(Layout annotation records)
-----

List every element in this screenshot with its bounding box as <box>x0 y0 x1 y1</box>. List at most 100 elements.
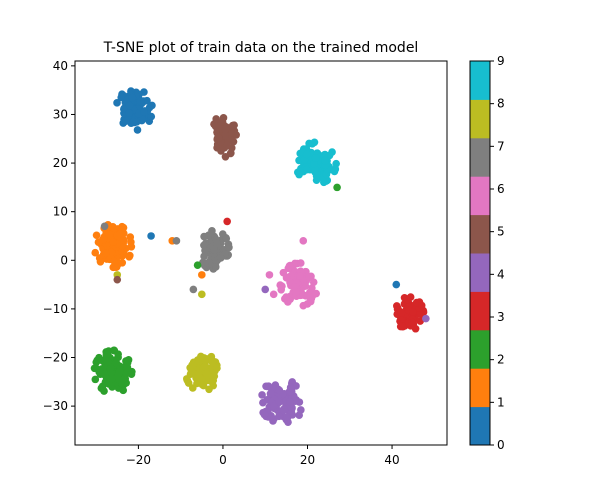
outlier-point <box>299 237 308 245</box>
data-point <box>115 368 124 376</box>
data-point <box>259 398 267 407</box>
data-point <box>118 222 126 231</box>
outlier-point <box>113 275 122 284</box>
data-point <box>106 364 115 373</box>
colorbar-segment <box>470 253 490 292</box>
y-tick-label: 30 <box>53 107 68 121</box>
data-point <box>312 176 321 184</box>
data-point <box>275 412 283 421</box>
y-tick-label: −30 <box>43 399 68 413</box>
data-point <box>211 263 220 271</box>
y-axis: −30 −20 −10 0 10 20 30 40 <box>43 59 75 413</box>
y-tick-label: −10 <box>43 302 68 316</box>
data-point <box>113 99 121 107</box>
cluster-7 <box>198 227 233 273</box>
colorbar-segment <box>470 137 490 177</box>
colorbar-tick-label: 1 <box>497 395 505 409</box>
data-point <box>128 367 136 376</box>
data-point <box>102 249 110 257</box>
outlier-point <box>193 261 202 269</box>
data-point <box>222 234 231 243</box>
data-point <box>393 302 401 310</box>
colorbar-segment <box>470 406 490 446</box>
data-point <box>282 274 291 282</box>
y-tick-label: 10 <box>53 205 68 219</box>
data-point <box>140 108 149 116</box>
data-point <box>330 167 339 176</box>
colorbar-segment <box>470 214 490 254</box>
data-point <box>118 247 126 256</box>
data-point <box>285 262 294 270</box>
data-point <box>200 232 208 241</box>
data-point <box>277 285 286 294</box>
data-point <box>302 165 311 174</box>
colorbar-segment <box>470 176 490 216</box>
data-point <box>213 364 221 372</box>
outlier-points <box>100 183 430 323</box>
colorbar-tick-label: 0 <box>497 438 505 452</box>
data-point <box>132 118 141 126</box>
data-point <box>264 382 273 390</box>
data-point <box>283 412 291 421</box>
data-point <box>221 125 230 134</box>
cluster-0 <box>113 87 156 134</box>
outlier-point <box>333 183 341 192</box>
data-point <box>275 386 284 395</box>
data-point <box>305 293 314 302</box>
data-point <box>99 235 108 243</box>
data-point <box>313 170 321 179</box>
data-point <box>125 109 133 117</box>
data-point <box>109 238 118 246</box>
data-point <box>292 288 300 296</box>
data-point <box>103 349 112 358</box>
colorbar-segment <box>470 291 490 331</box>
data-point <box>213 239 221 248</box>
data-point <box>143 96 151 105</box>
data-point <box>279 405 288 414</box>
colorbar-tick-label: 7 <box>497 139 505 153</box>
cluster-8 <box>183 352 221 394</box>
colorbar: 0 1 2 3 4 5 6 7 8 9 <box>469 54 505 452</box>
data-point <box>210 246 219 254</box>
cluster-9 <box>294 138 340 187</box>
colorbar-segment <box>470 368 490 408</box>
data-point <box>184 379 193 387</box>
data-point <box>282 293 290 301</box>
data-point <box>92 231 101 240</box>
data-point <box>114 353 122 362</box>
y-tick-label: 20 <box>53 156 68 170</box>
data-point <box>199 381 208 390</box>
chart-title: T-SNE plot of train data on the trained … <box>103 40 419 56</box>
colorbar-tick-label: 9 <box>497 54 505 68</box>
data-point <box>396 322 405 331</box>
outlier-point <box>265 271 274 279</box>
outlier-point <box>172 237 181 245</box>
outlier-point <box>189 285 198 294</box>
data-point <box>188 361 196 369</box>
data-point <box>92 364 100 373</box>
data-point <box>119 236 128 244</box>
data-point <box>133 126 142 134</box>
cluster-3 <box>393 293 428 333</box>
data-point <box>103 358 112 366</box>
data-point <box>270 402 278 410</box>
data-point <box>215 134 223 142</box>
data-point <box>121 117 130 126</box>
x-tick-label: 20 <box>300 453 315 467</box>
data-point <box>128 93 137 102</box>
outlier-point <box>392 280 401 289</box>
data-point <box>228 121 237 130</box>
data-point <box>205 385 213 394</box>
cluster-6 <box>276 259 321 310</box>
cluster-4 <box>258 378 305 426</box>
colorbar-tick-label: 2 <box>497 353 505 367</box>
outlier-point <box>198 271 206 279</box>
data-point <box>311 154 320 162</box>
scatter-points <box>90 87 430 426</box>
data-point <box>112 359 121 368</box>
data-point <box>109 346 118 355</box>
data-point <box>309 278 318 286</box>
data-point <box>409 308 417 316</box>
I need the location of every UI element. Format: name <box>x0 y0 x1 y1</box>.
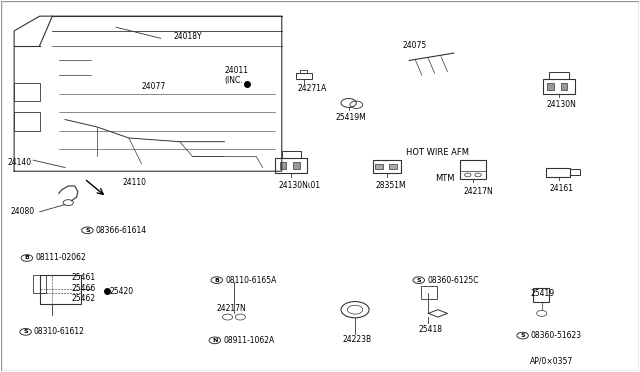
Text: 25419M: 25419M <box>336 113 367 122</box>
Bar <box>420 286 436 299</box>
Bar <box>570 169 580 175</box>
Text: 24217N: 24217N <box>463 187 493 196</box>
Bar <box>300 70 307 73</box>
Text: 24140: 24140 <box>8 157 32 167</box>
Text: 25466: 25466 <box>72 284 96 293</box>
Text: B: B <box>24 256 29 260</box>
Bar <box>561 83 567 90</box>
Bar <box>14 83 40 101</box>
Bar <box>543 79 575 94</box>
Text: 25419: 25419 <box>531 289 554 298</box>
Bar <box>546 167 570 177</box>
Bar <box>376 164 383 169</box>
Bar <box>390 164 397 169</box>
Text: 08360-6125C: 08360-6125C <box>427 276 479 285</box>
Text: S: S <box>23 329 28 334</box>
Text: 24271A: 24271A <box>298 84 327 93</box>
Text: 24130Nι01: 24130Nι01 <box>278 182 321 190</box>
Bar <box>280 162 286 169</box>
Text: 08366-61614: 08366-61614 <box>96 226 147 235</box>
Bar <box>293 162 300 169</box>
Text: 08110-6165A: 08110-6165A <box>225 276 276 285</box>
Text: 24217N: 24217N <box>217 304 246 313</box>
Text: S: S <box>85 228 90 233</box>
Text: 25461: 25461 <box>72 273 95 282</box>
Bar <box>547 83 554 90</box>
Text: S: S <box>520 333 525 338</box>
Text: 08310-61612: 08310-61612 <box>34 327 84 336</box>
Text: N: N <box>212 338 218 343</box>
Text: 24011
(INC.: 24011 (INC. <box>225 65 248 85</box>
Text: 24018Y: 24018Y <box>173 32 202 41</box>
Text: 08111-02062: 08111-02062 <box>35 253 86 263</box>
Bar <box>275 158 307 173</box>
Bar <box>460 160 486 179</box>
Bar <box>40 275 81 304</box>
Bar <box>373 160 401 173</box>
Text: 24130N: 24130N <box>546 100 576 109</box>
Bar <box>14 112 40 131</box>
Text: MTM: MTM <box>435 174 454 183</box>
Text: 08360-51623: 08360-51623 <box>531 331 582 340</box>
Bar <box>534 288 549 302</box>
Text: 24075: 24075 <box>403 41 427 50</box>
Bar <box>296 73 312 79</box>
Text: HOT WIRE AFM: HOT WIRE AFM <box>406 148 469 157</box>
Text: 25462: 25462 <box>72 294 95 303</box>
Text: 24077: 24077 <box>141 82 166 91</box>
Text: 08911-1062A: 08911-1062A <box>223 336 275 345</box>
Bar <box>282 151 301 158</box>
Text: B: B <box>214 278 220 283</box>
Text: 25418: 25418 <box>419 325 443 334</box>
Text: 24161: 24161 <box>549 184 573 193</box>
Text: 28351M: 28351M <box>376 182 406 190</box>
Text: 24110: 24110 <box>122 178 147 187</box>
Bar <box>549 71 568 79</box>
Text: 24223B: 24223B <box>342 335 371 344</box>
Text: 25420: 25420 <box>109 287 134 296</box>
Text: S: S <box>417 278 421 283</box>
Text: 24080: 24080 <box>11 207 35 217</box>
Text: AP/0×0357: AP/0×0357 <box>531 357 573 366</box>
Bar <box>33 275 46 293</box>
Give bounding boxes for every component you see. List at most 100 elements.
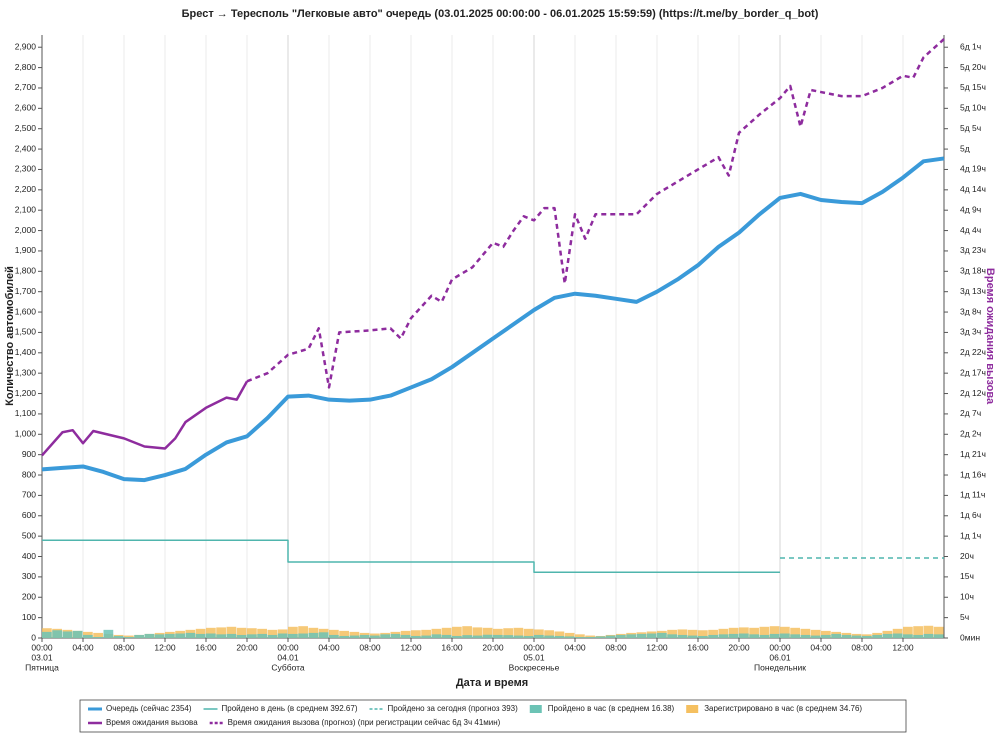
- bar: [431, 628, 442, 638]
- bar: [534, 629, 544, 638]
- bar: [728, 633, 739, 638]
- y-tick-label: 1,800: [15, 266, 37, 276]
- bar: [83, 631, 93, 638]
- y-tick-label: 2,700: [15, 82, 37, 92]
- y-tick-label: 1,500: [15, 327, 37, 337]
- bar: [892, 633, 903, 638]
- bar: [554, 631, 565, 638]
- x-tick-label: 12:00: [892, 642, 914, 652]
- bar: [288, 626, 298, 638]
- y-tick-label: 300: [22, 571, 36, 581]
- y-tick-label: 1,600: [15, 306, 37, 316]
- y-tick-label: 2,600: [15, 103, 37, 113]
- bar: [575, 634, 585, 638]
- bar: [349, 631, 360, 638]
- bar: [134, 634, 144, 638]
- bar: [400, 634, 411, 638]
- bar: [687, 635, 698, 638]
- bar: [933, 626, 944, 638]
- y2-tick-label: 0мин: [960, 632, 980, 642]
- bar: [646, 633, 657, 638]
- x-tick-label: 20:00: [728, 642, 750, 652]
- bar: [708, 634, 718, 638]
- bar: [124, 635, 134, 638]
- bar: [780, 633, 790, 638]
- bar: [851, 635, 862, 638]
- x-day-label: Суббота: [271, 662, 305, 672]
- y-tick-label: 700: [22, 490, 36, 500]
- legend-box: [79, 699, 907, 733]
- bar: [718, 634, 729, 638]
- bar: [769, 626, 780, 638]
- bar: [831, 633, 841, 638]
- bar: [103, 629, 114, 638]
- y2-tick-label: 1д 6ч: [960, 510, 981, 520]
- x-tick-label: 00:00: [769, 642, 791, 652]
- y2-tick-label: 2д 17ч: [960, 367, 986, 377]
- y-tick-label: 2,100: [15, 204, 37, 214]
- x-tick-label: 20:00: [482, 642, 504, 652]
- bar: [493, 628, 503, 638]
- bar: [359, 634, 370, 638]
- y-tick-label: 1,200: [15, 388, 37, 398]
- x-day-label: Пятница: [25, 662, 59, 672]
- y-tick-label: 2,000: [15, 225, 37, 235]
- chart-title: Брест → Тересполь "Легковые авто" очеред…: [182, 8, 819, 20]
- bar: [728, 627, 739, 638]
- bar: [472, 627, 483, 638]
- y2-tick-label: 3д 8ч: [960, 306, 981, 316]
- bar: [257, 628, 267, 638]
- legend-label: Пройдено за сегодня (прогноз 393): [388, 704, 519, 713]
- bar: [913, 626, 923, 638]
- bar: [236, 627, 247, 638]
- bar: [523, 628, 534, 638]
- x-tick-label: 00:00: [523, 642, 545, 652]
- bar: [339, 635, 349, 638]
- legend-label: Время ожидания вызова: [106, 718, 198, 727]
- y-tick-label: 800: [22, 469, 36, 479]
- bar: [769, 633, 780, 638]
- bar: [175, 633, 185, 638]
- y2-tick-label: 5д: [960, 143, 970, 153]
- bar: [431, 634, 442, 638]
- y-tick-label: 2,900: [15, 41, 37, 51]
- bar: [411, 635, 421, 638]
- bar: [380, 634, 390, 638]
- bar: [298, 626, 308, 638]
- bar: [513, 635, 524, 638]
- bar: [739, 633, 749, 638]
- bar: [575, 636, 585, 638]
- bar: [718, 628, 729, 638]
- bar: [462, 626, 472, 638]
- bar: [195, 633, 206, 638]
- y-tick-label: 200: [22, 592, 36, 602]
- bar: [390, 633, 401, 638]
- bar: [903, 626, 913, 638]
- y2-tick-label: 3д 18ч: [960, 266, 986, 276]
- bar: [247, 634, 257, 638]
- bar: [482, 634, 493, 638]
- bar: [318, 632, 329, 638]
- bar: [144, 633, 155, 638]
- x-date-label: 03.01: [31, 652, 53, 662]
- y-tick-label: 2,400: [15, 143, 37, 153]
- bar: [277, 633, 288, 638]
- bar: [206, 627, 216, 638]
- x-tick-label: 08:00: [359, 642, 381, 652]
- y2-tick-label: 1д 16ч: [960, 469, 986, 479]
- bar: [298, 633, 308, 638]
- x-day-label: Воскресенье: [509, 662, 560, 672]
- y-tick-label: 2,300: [15, 164, 37, 174]
- series-line: [41, 380, 249, 457]
- bar: [42, 631, 52, 638]
- bar: [493, 634, 503, 638]
- legend-label: Пройдено в час (в среднем 16.38): [548, 704, 675, 713]
- x-tick-label: 12:00: [646, 642, 668, 652]
- bar: [564, 632, 575, 638]
- bar: [667, 629, 677, 638]
- bar: [226, 633, 237, 638]
- bar: [933, 634, 944, 638]
- y-tick-label: 1,000: [15, 429, 37, 439]
- y2-axis-label: Время ожидания вызова: [984, 268, 996, 405]
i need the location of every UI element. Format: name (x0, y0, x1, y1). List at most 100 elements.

-----

# Task requirements
Rewrite the material from the line containing "- bar: [431, 628, 442, 638]" through the line containing "- x-tick-label: 12:00: [892, 642, 914, 652]", swapping "y-tick-label" for "value-label" and leaving everything else as it is.

# Solution to this task
- bar: [431, 628, 442, 638]
- bar: [534, 629, 544, 638]
- bar: [728, 633, 739, 638]
- value-label: 1,800: [15, 266, 37, 276]
- bar: [83, 631, 93, 638]
- value-label: 2,700: [15, 82, 37, 92]
- value-label: 1,500: [15, 327, 37, 337]
- bar: [892, 633, 903, 638]
- bar: [554, 631, 565, 638]
- x-tick-label: 12:00: [892, 642, 914, 652]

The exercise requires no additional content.